Task requirements:
Using the material below, copy every line where "zurücksetzen" appears.

Start Data provided

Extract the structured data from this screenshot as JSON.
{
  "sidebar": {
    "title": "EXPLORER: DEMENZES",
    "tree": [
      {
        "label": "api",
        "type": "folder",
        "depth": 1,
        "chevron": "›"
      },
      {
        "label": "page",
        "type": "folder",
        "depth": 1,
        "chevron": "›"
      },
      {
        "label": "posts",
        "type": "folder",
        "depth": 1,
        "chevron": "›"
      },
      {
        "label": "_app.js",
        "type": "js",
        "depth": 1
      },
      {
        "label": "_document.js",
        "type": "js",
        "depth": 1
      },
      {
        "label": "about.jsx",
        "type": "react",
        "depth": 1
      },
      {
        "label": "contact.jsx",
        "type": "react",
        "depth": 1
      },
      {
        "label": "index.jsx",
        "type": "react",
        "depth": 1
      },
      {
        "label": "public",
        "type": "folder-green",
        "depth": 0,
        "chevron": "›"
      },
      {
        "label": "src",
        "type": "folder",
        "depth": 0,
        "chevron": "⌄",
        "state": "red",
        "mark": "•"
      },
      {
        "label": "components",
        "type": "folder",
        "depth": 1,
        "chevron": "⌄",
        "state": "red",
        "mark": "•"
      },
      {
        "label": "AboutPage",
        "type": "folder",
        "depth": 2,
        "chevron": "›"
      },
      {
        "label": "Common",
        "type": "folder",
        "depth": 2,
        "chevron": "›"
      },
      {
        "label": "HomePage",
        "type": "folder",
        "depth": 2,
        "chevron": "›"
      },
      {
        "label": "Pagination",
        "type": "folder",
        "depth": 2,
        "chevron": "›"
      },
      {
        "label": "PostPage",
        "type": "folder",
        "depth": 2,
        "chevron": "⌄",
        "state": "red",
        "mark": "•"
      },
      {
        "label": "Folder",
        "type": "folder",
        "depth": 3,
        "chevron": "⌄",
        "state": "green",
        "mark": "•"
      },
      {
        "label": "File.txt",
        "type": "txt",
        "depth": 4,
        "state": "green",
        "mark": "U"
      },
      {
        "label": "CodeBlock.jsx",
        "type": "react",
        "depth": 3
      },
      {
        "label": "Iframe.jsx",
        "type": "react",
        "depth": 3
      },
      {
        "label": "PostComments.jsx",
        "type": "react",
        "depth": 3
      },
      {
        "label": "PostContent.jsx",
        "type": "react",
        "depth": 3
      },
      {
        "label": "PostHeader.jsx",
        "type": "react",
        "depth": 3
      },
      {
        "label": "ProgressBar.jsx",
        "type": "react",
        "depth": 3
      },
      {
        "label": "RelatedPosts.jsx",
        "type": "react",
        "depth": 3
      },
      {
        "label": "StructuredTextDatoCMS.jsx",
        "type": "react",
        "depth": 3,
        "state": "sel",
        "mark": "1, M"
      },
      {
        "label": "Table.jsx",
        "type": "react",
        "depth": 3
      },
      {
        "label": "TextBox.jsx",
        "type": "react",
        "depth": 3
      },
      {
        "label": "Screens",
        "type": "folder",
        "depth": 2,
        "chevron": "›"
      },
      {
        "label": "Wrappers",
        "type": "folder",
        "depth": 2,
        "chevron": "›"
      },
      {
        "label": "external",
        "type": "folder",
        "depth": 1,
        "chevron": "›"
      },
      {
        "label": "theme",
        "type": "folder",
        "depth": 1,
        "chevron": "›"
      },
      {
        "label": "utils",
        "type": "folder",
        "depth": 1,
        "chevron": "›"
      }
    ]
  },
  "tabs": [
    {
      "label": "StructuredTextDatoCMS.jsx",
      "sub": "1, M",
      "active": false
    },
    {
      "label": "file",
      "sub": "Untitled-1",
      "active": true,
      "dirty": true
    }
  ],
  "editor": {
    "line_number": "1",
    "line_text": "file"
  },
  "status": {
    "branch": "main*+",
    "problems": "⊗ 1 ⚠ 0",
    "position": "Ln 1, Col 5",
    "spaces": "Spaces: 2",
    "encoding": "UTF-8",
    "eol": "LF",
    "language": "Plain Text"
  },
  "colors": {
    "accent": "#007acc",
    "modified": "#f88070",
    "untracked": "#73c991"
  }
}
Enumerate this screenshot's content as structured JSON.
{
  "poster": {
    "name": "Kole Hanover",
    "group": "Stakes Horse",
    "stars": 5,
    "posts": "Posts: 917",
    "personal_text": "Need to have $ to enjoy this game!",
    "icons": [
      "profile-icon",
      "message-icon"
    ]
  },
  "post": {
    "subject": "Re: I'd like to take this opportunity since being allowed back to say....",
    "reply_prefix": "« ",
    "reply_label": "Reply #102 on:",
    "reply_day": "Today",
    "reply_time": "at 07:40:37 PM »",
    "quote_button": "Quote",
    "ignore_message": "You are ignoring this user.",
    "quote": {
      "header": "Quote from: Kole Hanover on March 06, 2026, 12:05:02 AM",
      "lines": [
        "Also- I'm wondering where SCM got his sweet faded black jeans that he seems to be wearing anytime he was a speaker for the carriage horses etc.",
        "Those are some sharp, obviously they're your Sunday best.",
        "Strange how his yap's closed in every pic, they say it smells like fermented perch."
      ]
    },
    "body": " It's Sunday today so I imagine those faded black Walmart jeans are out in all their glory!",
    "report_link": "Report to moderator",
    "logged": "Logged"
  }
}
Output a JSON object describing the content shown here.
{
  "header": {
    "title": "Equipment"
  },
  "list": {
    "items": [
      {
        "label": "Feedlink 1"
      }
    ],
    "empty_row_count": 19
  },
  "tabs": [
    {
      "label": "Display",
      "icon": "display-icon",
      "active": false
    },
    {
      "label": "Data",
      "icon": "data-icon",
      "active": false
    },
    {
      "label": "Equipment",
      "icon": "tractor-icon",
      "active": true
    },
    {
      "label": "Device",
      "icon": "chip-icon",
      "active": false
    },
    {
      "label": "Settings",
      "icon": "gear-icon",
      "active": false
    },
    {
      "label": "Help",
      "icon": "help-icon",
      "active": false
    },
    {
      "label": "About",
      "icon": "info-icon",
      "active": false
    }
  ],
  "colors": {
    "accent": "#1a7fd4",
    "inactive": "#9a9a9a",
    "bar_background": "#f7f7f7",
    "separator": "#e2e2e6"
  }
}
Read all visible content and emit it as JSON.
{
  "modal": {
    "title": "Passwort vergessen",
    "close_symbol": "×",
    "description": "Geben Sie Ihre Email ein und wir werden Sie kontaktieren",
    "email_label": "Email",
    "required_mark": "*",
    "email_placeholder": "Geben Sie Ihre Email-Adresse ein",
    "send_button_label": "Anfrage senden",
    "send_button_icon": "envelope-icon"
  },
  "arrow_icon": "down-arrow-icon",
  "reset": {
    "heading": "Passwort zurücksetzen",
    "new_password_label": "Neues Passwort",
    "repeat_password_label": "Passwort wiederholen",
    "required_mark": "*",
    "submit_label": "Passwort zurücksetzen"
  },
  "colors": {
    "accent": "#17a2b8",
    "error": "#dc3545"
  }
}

End Data provided

The output:
    "heading": "Passwort zurücksetzen",
    "submit_label": "Passwort zurücksetzen"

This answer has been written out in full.